Exercise requirements. Find each line containing the string "JSON". Copy it.

===== Exercise input =====

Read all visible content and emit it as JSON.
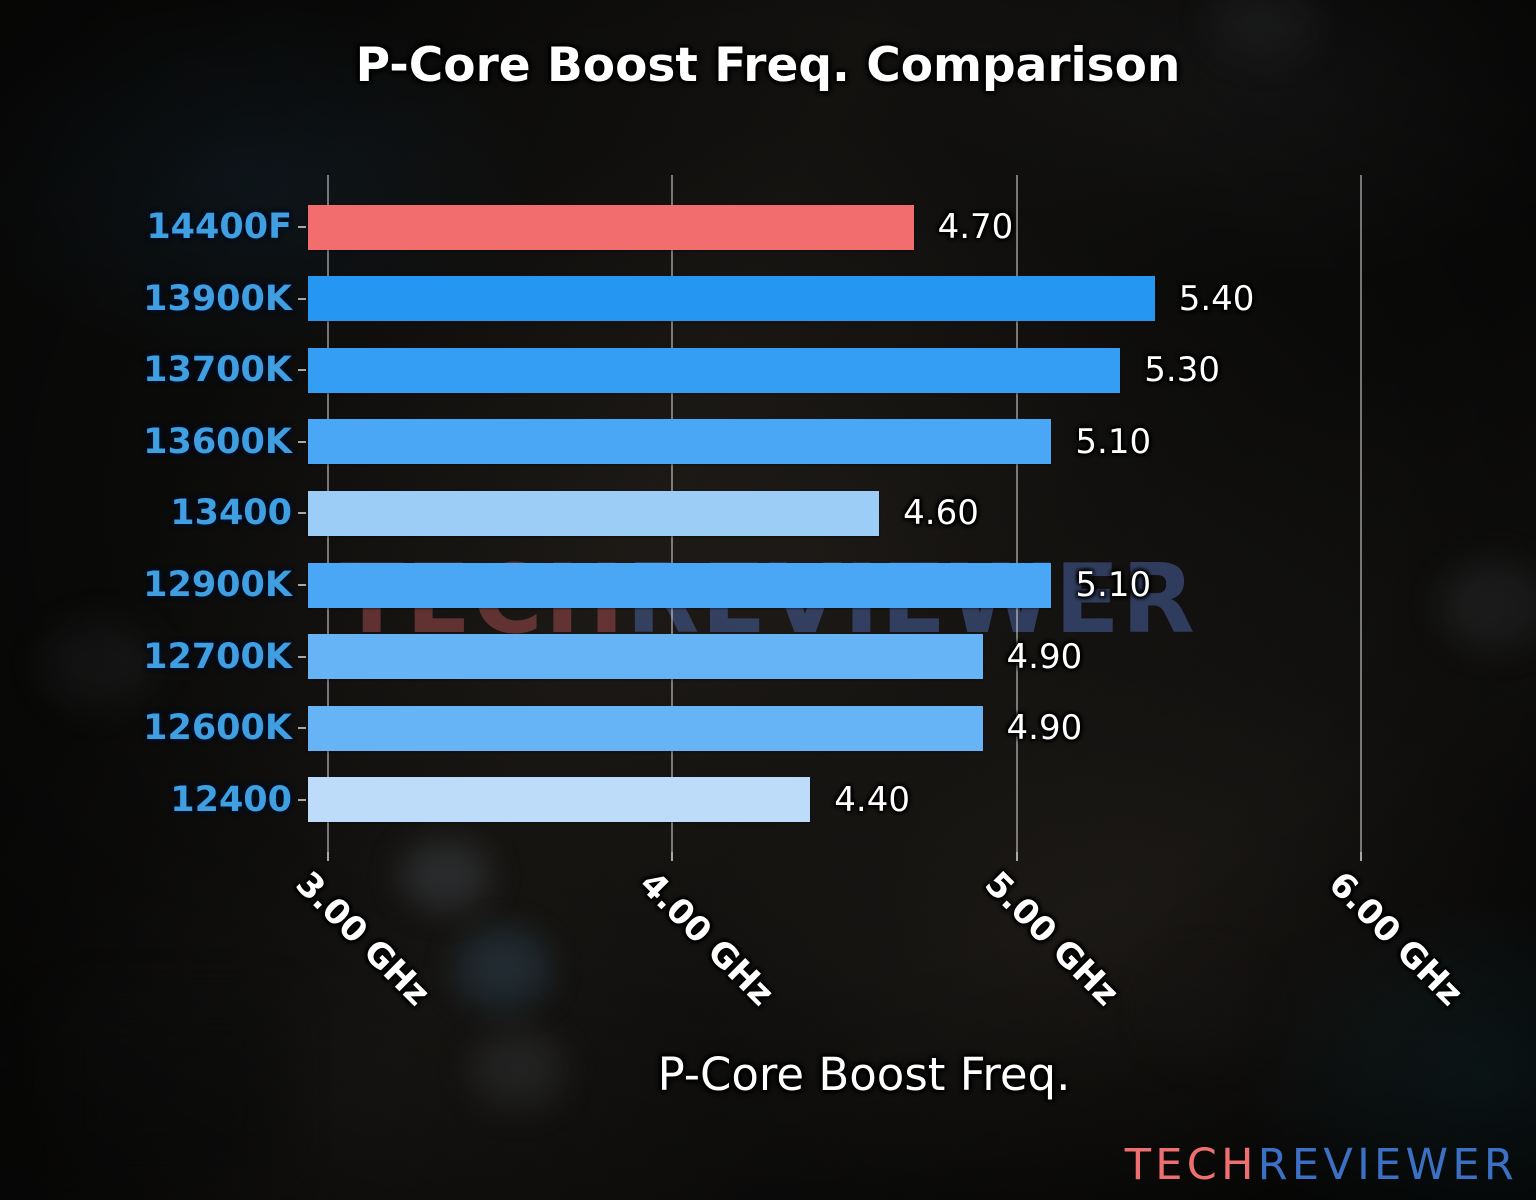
{
  "chart_data": {
    "type": "bar",
    "orientation": "horizontal",
    "title": "P-Core Boost Freq. Comparison",
    "xlabel": "P-Core Boost Freq.",
    "categories": [
      "14400F",
      "13900K",
      "13700K",
      "13600K",
      "13400",
      "12900K",
      "12700K",
      "12600K",
      "12400"
    ],
    "values": [
      4.7,
      5.4,
      5.3,
      5.1,
      4.6,
      5.1,
      4.9,
      4.9,
      4.4
    ],
    "value_labels": [
      "4.70",
      "5.40",
      "5.30",
      "5.10",
      "4.60",
      "5.10",
      "4.90",
      "4.90",
      "4.40"
    ],
    "bar_colors": [
      "#f26d6e",
      "#2597f3",
      "#349ef4",
      "#4aa7f5",
      "#9ccdf6",
      "#4aa7f5",
      "#66b4f6",
      "#66b4f6",
      "#bcdcf9"
    ],
    "highlight_category": "14400F",
    "highlight_color": "#f26d6e",
    "category_label_color": "#3f9fe0",
    "xlim": [
      2.942,
      6.17
    ],
    "x_ticks": [
      {
        "value": 3.0,
        "label": "3.00 GHz"
      },
      {
        "value": 4.0,
        "label": "4.00 GHz"
      },
      {
        "value": 5.0,
        "label": "5.00 GHz"
      },
      {
        "value": 6.0,
        "label": "6.00 GHz"
      }
    ],
    "grid": true,
    "legend": "none",
    "unit": "GHz"
  },
  "watermark": {
    "part1": "TECH",
    "part2": "REVIEWER"
  },
  "logo": {
    "part1": "TECH",
    "part2": "REVIEWER",
    "color1": "#ee6f70",
    "color2": "#3b70c5"
  }
}
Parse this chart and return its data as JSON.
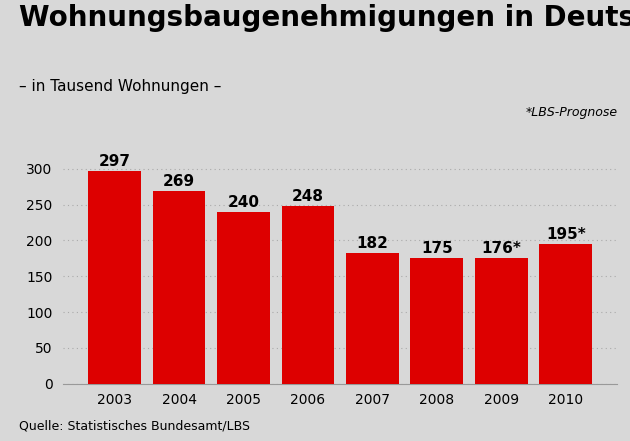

=====

Task answer.
Read all visible content and emit it as JSON.
Parse this chart and return its data as JSON.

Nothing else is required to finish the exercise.